Immigration and How to Think About It

Bill Murchison,

May I quote myself?

Thanks. I shall. “Immigration is the sincerest form of flattery.”

I have used this bon mot on various occasions since coining it for a 1987 speech. I like its accuracy, its brevity and, not least, the sly pun. Yet as those original Americans, or the English, would say, it neither butters parsnips nor guides us unfailingly to resolution of a problem productive of more anguish and amnesia than was the case in 1987. I say “anguish” because illegal immigration tears the country apart; we have “amnesia” in that we forget how sheer attractiveness, in deed and in spirit, perpetually sets us up for battles over who gets to live here and on what terms.

The ongoing desire of non-Americans to pull up stakes and come here — legally or illegally — might well flatter Americans, speaking as it does to the country’s ambience of freedom and the manifold opportunities that accrue with freedom. We’re stunned to see foreigners beating down our doors and pouring through the windows. Why?

“Bad dudes,” as President Donald Trump phrases the matter, do come among us. And so do doctors and nurses and professors and honest, aspiring workers. The question becomes how to sort them out, how to keep out the worst and bring in the best while bearing in mind the absorptive capacities of the nation and its economy.

icepolice_small Immigration and How to Think About It Immigration

Inevitably, sentimentalism rears its gray and intellectually deficient head.

Emma Lazarus’ famous line “Give me your tired, your poor,/ Your huddled masses yearning to breathe free” is there always for hurling at people who suggest the need for common sense in selecting refugees and immigrants. The tag “dreamers” was dreamt up by someone in the Obama White House to sentimentalize the younger breed of immigrant. How a single word can do justice to a class numbering in the millions is an elusive point.

The agonies involved in crafting immigration policy produce categorical reactions: “Let ’em all in,” or “Keep ’em all out.” Trump pushed the latter policy during the late presidential campaign, unwisely advocating the roundup and expulsion of illegal stayers and the blocking, by means of a border wall, of our presently largest immigrant class, the Mexicans. That so many voters thrilled to such shoddy ideas shows how eagerly we grasp for the elusive handle calculated to solve our problem at a stroke.

Apparently, Wednesday will bring another executive order shutting down or restricting the flow of immigrants and refugees — more in fulfillment of campaign pledges than in the hopeful implementation of a strategy for distinguishing bad dudes from good guys.

Spatial annotation records
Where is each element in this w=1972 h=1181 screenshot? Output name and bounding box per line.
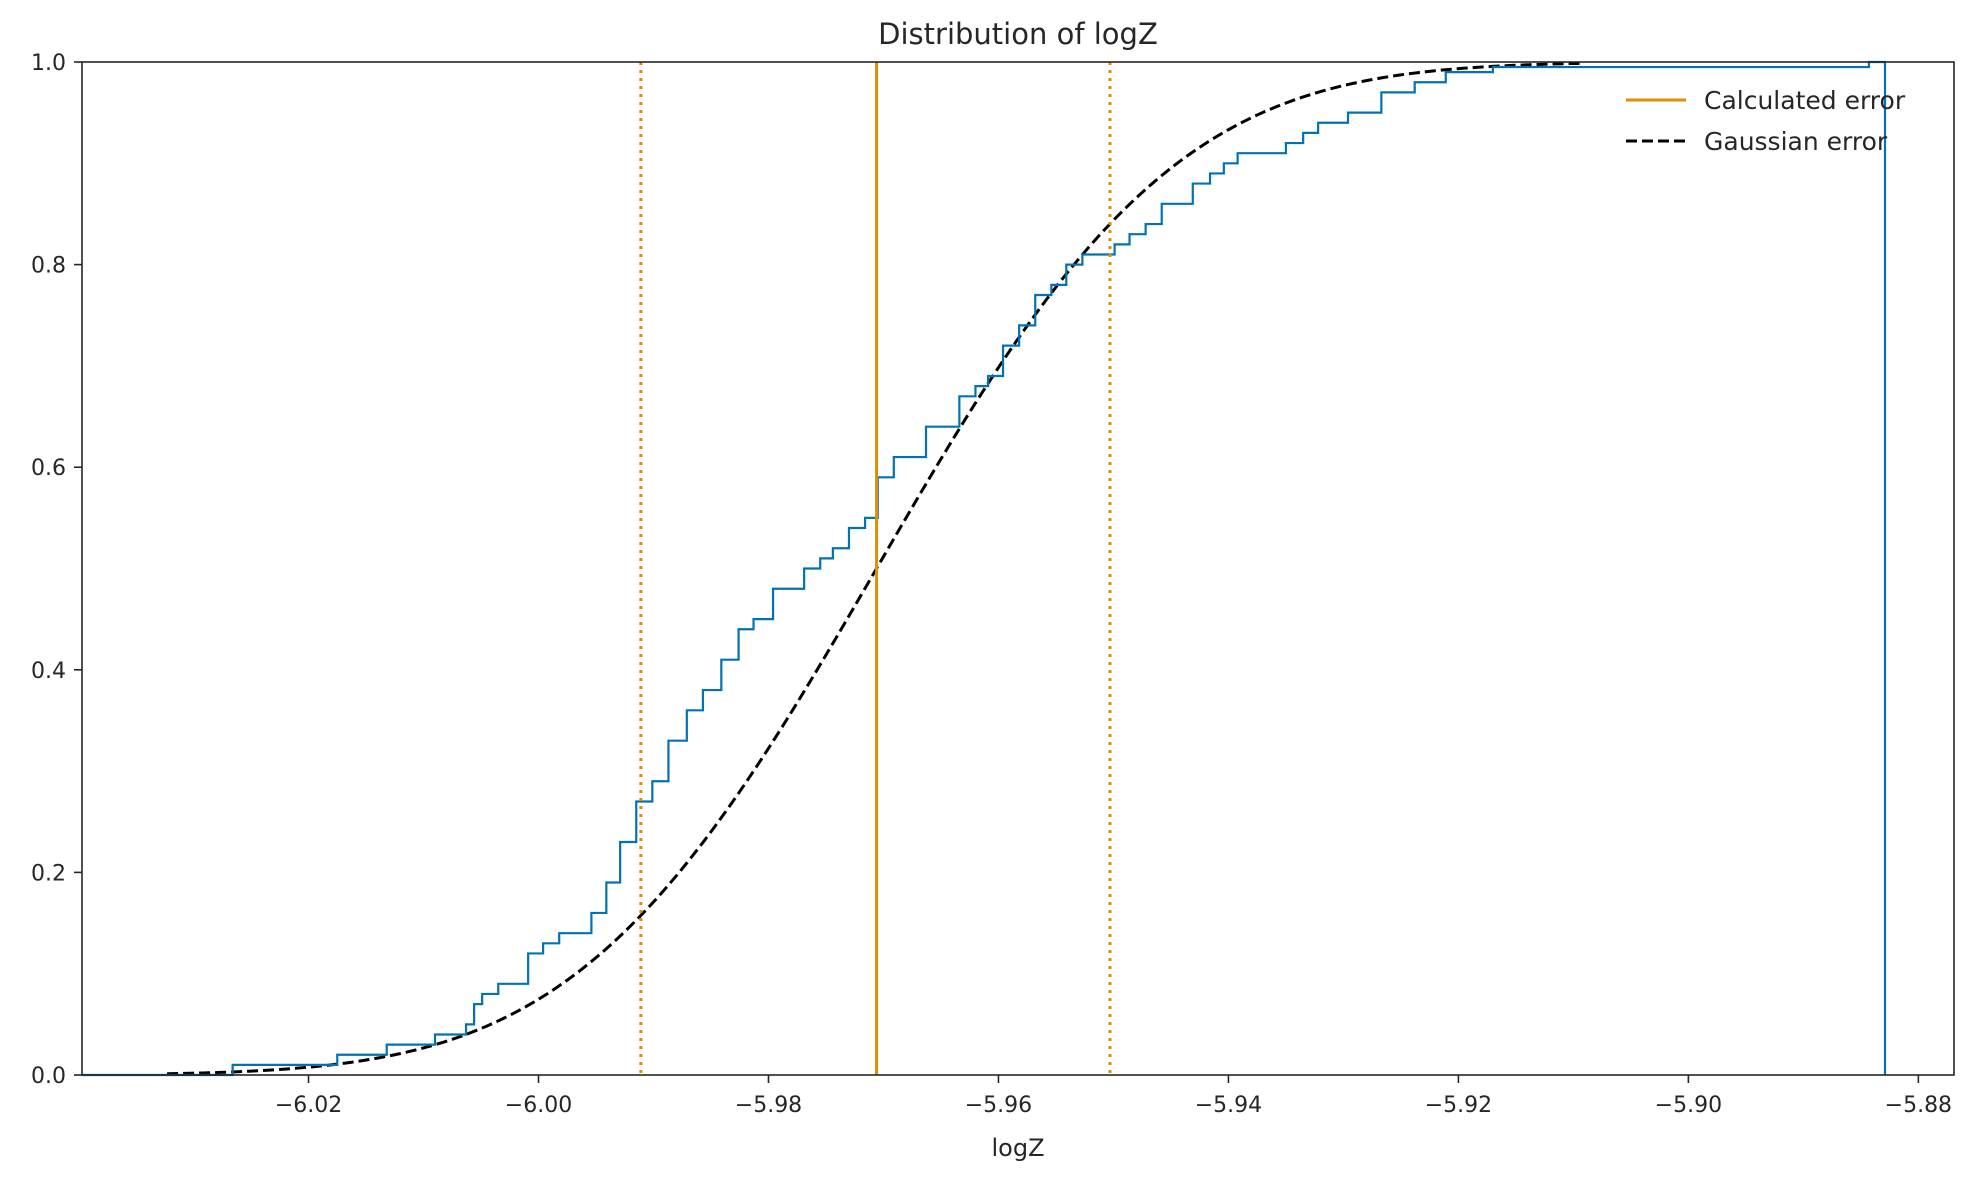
chart-title: Distribution of logZ	[878, 17, 1158, 51]
gaussian-error-line	[167, 61, 1583, 1076]
y-tick-label: 0.0	[31, 1064, 66, 1089]
legend-calculated-error-label: Calculated error	[1704, 86, 1906, 115]
legend: Calculated error Gaussian error	[1626, 86, 1906, 156]
x-tick-label: −5.96	[965, 1093, 1032, 1118]
x-tick-label: −5.90	[1655, 1093, 1722, 1118]
x-axis: −6.02 −6.00 −5.98 −5.96 −5.94 −5.92 −5.90 −5.88	[275, 1075, 1952, 1118]
x-tick-label: −5.88	[1885, 1093, 1952, 1118]
x-tick-label: −5.94	[1195, 1093, 1262, 1118]
y-tick-label: 0.8	[31, 254, 66, 279]
legend-gaussian-error-label: Gaussian error	[1704, 127, 1888, 156]
y-tick-label: 0.6	[31, 456, 66, 481]
y-tick-label: 1.0	[31, 51, 66, 76]
plot-frame	[81, 61, 1955, 1076]
plot-area	[82, 60, 1887, 1077]
x-tick-label: −6.00	[505, 1093, 572, 1118]
x-tick-label: −5.92	[1425, 1093, 1492, 1118]
x-tick-label: −6.02	[275, 1093, 342, 1118]
y-tick-label: 0.2	[31, 861, 66, 886]
y-axis: 0.0 0.2 0.4 0.6 0.8 1.0	[31, 51, 82, 1089]
x-tick-label: −5.98	[735, 1093, 802, 1118]
x-axis-label: logZ	[991, 1134, 1044, 1162]
y-tick-label: 0.4	[31, 659, 66, 684]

Problem set
**A)** In the immigration essay, for what year's speech did the author coin the line "Immigration is the sincerest form of flattery"?
**B)** Continue the immigration essay from its last sentence.

Outputs
**A)** A 1987 speech.

**B)**
What Americans should get used to is that the immigration problem has no logical end — no more than does the problem of keeping America prosperous and free. The best way to repel would-be immigrants would be to render America approximately as attractive as Russia through government policy. Has Russia an immigrant problem? Not that we are aware. What it has is instability, corruption, paranoia, lawlessness, a declining population and a shrinking economy. Just where you’d like to live, work and raise a family, yes?

America’s 21st-century challenge is to maintain — preferably to enlarge, through government renunciations — the freedoms that thrill human hearts, not just American hearts.

Does this merely enlarge the problem of illegal entry? In a way. More the point, it sharpens the need for better enforcement of existing immigration laws. And the need for policies of assimilation, an old-fangled concept whose rebirth and recrudescence would go far toward smoothing down the jagged edges of immigration policy.

Those who come successfully to America need to become American as quickly and thoroughly as possible, singing “God Bless America,” growing fluent in English, listening to Gershwin, revering George Washington, watching John Ford movies, memorizing “We the people of the United States, in order to form a more perfect union” and imbibing in the classroom the American ideals of liberty and justice for all.

Such a very old-fashioned program isn’t likely to set Sen. Elizabeth Warren’s, or ol’ Sen. Bernie Sanders’ heart aflutter. I hope that isn’t the point. I hope the point is how to make America a true home for all who would live here, from sea to shining sea.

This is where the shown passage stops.